- GIVEN INFORMATION
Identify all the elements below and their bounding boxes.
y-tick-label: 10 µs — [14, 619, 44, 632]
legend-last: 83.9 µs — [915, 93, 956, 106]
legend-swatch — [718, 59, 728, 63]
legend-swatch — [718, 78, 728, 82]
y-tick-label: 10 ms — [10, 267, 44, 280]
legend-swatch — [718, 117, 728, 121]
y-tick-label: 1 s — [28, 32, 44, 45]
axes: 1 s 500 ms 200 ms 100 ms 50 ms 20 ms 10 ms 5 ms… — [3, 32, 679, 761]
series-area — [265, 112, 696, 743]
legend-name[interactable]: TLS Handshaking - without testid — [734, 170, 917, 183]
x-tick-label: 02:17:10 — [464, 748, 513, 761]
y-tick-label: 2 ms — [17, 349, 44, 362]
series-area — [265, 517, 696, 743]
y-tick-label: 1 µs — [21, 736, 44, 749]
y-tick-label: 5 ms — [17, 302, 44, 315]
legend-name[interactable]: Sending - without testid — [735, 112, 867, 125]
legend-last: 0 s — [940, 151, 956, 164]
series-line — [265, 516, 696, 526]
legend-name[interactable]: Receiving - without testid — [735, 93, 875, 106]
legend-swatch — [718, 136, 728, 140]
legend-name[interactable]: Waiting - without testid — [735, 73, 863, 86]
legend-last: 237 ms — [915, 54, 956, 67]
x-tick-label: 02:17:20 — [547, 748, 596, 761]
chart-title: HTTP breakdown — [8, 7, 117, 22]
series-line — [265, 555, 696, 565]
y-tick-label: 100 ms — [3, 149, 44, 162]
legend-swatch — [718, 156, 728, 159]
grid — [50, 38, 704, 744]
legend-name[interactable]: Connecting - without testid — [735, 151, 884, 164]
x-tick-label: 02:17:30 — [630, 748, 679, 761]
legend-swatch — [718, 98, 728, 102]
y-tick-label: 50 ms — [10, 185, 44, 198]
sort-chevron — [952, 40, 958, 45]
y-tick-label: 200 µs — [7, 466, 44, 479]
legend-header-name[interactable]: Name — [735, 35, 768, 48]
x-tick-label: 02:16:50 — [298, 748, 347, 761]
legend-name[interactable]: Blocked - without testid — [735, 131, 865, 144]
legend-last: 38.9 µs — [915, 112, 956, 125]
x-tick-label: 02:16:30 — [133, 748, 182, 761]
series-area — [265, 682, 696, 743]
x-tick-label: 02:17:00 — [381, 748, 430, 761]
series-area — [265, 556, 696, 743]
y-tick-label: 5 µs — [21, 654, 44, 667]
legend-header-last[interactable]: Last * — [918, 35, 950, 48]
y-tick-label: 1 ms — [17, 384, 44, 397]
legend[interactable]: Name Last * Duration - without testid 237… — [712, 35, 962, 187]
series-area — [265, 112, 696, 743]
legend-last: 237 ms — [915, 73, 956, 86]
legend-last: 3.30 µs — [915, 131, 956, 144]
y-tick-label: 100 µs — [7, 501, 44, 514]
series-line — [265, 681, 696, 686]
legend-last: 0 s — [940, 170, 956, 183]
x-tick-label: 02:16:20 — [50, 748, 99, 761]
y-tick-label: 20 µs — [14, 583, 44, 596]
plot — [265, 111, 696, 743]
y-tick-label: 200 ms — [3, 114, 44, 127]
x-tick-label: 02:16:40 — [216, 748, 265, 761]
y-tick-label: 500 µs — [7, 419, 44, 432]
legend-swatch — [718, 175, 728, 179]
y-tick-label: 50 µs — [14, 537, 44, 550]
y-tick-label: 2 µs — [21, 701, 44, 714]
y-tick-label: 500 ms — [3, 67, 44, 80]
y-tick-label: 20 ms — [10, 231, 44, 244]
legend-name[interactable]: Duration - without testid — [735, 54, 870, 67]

- WORK TO BE COMPLETED
Please repeat the material above with "without testid" swapped for "no testid" throughout, changing nothing else.

- EXERCISE RESPONSE
Identify all the elements below and their bounding boxes.
y-tick-label: 10 µs — [14, 619, 44, 632]
legend-last: 83.9 µs — [915, 93, 956, 106]
legend-swatch — [718, 59, 728, 63]
legend-swatch — [718, 78, 728, 82]
y-tick-label: 10 ms — [10, 267, 44, 280]
legend-swatch — [718, 117, 728, 121]
y-tick-label: 1 s — [28, 32, 44, 45]
axes: 1 s 500 ms 200 ms 100 ms 50 ms 20 ms 10 ms 5 ms… — [3, 32, 679, 761]
series-area — [265, 112, 696, 743]
legend-name[interactable]: TLS Handshaking - no testid — [734, 170, 917, 183]
x-tick-label: 02:17:10 — [464, 748, 513, 761]
y-tick-label: 2 ms — [17, 349, 44, 362]
series-area — [265, 517, 696, 743]
y-tick-label: 1 µs — [21, 736, 44, 749]
y-tick-label: 5 ms — [17, 302, 44, 315]
legend-name[interactable]: Sending - no testid — [735, 112, 867, 125]
legend-last: 0 s — [940, 151, 956, 164]
series-line — [265, 516, 696, 526]
legend-name[interactable]: Receiving - no testid — [735, 93, 875, 106]
legend-swatch — [718, 136, 728, 140]
legend-name[interactable]: Waiting - no testid — [735, 73, 863, 86]
legend-last: 237 ms — [915, 54, 956, 67]
x-tick-label: 02:17:20 — [547, 748, 596, 761]
chart-title: HTTP breakdown — [8, 7, 117, 22]
series-line — [265, 555, 696, 565]
y-tick-label: 100 ms — [3, 149, 44, 162]
legend-swatch — [718, 156, 728, 159]
grid — [50, 38, 704, 744]
legend-name[interactable]: Connecting - no testid — [735, 151, 884, 164]
x-tick-label: 02:17:30 — [630, 748, 679, 761]
legend-swatch — [718, 98, 728, 102]
y-tick-label: 50 ms — [10, 185, 44, 198]
sort-chevron — [952, 40, 958, 45]
y-tick-label: 200 µs — [7, 466, 44, 479]
legend-header-name[interactable]: Name — [735, 35, 768, 48]
x-tick-label: 02:16:50 — [298, 748, 347, 761]
legend-name[interactable]: Blocked - no testid — [735, 131, 865, 144]
legend-last: 38.9 µs — [915, 112, 956, 125]
x-tick-label: 02:16:30 — [133, 748, 182, 761]
series-area — [265, 682, 696, 743]
x-tick-label: 02:17:00 — [381, 748, 430, 761]
series-area — [265, 556, 696, 743]
y-tick-label: 5 µs — [21, 654, 44, 667]
legend-header-last[interactable]: Last * — [918, 35, 950, 48]
y-tick-label: 1 ms — [17, 384, 44, 397]
legend[interactable]: Name Last * Duration - no testid 237… — [712, 35, 962, 187]
series-area — [265, 112, 696, 743]
legend-last: 237 ms — [915, 73, 956, 86]
legend-last: 3.30 µs — [915, 131, 956, 144]
y-tick-label: 100 µs — [7, 501, 44, 514]
series-line — [265, 681, 696, 686]
legend-last: 0 s — [940, 170, 956, 183]
x-tick-label: 02:16:20 — [50, 748, 99, 761]
y-tick-label: 20 µs — [14, 583, 44, 596]
plot — [265, 111, 696, 743]
y-tick-label: 200 ms — [3, 114, 44, 127]
x-tick-label: 02:16:40 — [216, 748, 265, 761]
y-tick-label: 500 µs — [7, 419, 44, 432]
legend-swatch — [718, 175, 728, 179]
y-tick-label: 50 µs — [14, 537, 44, 550]
y-tick-label: 2 µs — [21, 701, 44, 714]
y-tick-label: 500 ms — [3, 67, 44, 80]
y-tick-label: 20 ms — [10, 231, 44, 244]
legend-name[interactable]: Duration - no testid — [735, 54, 870, 67]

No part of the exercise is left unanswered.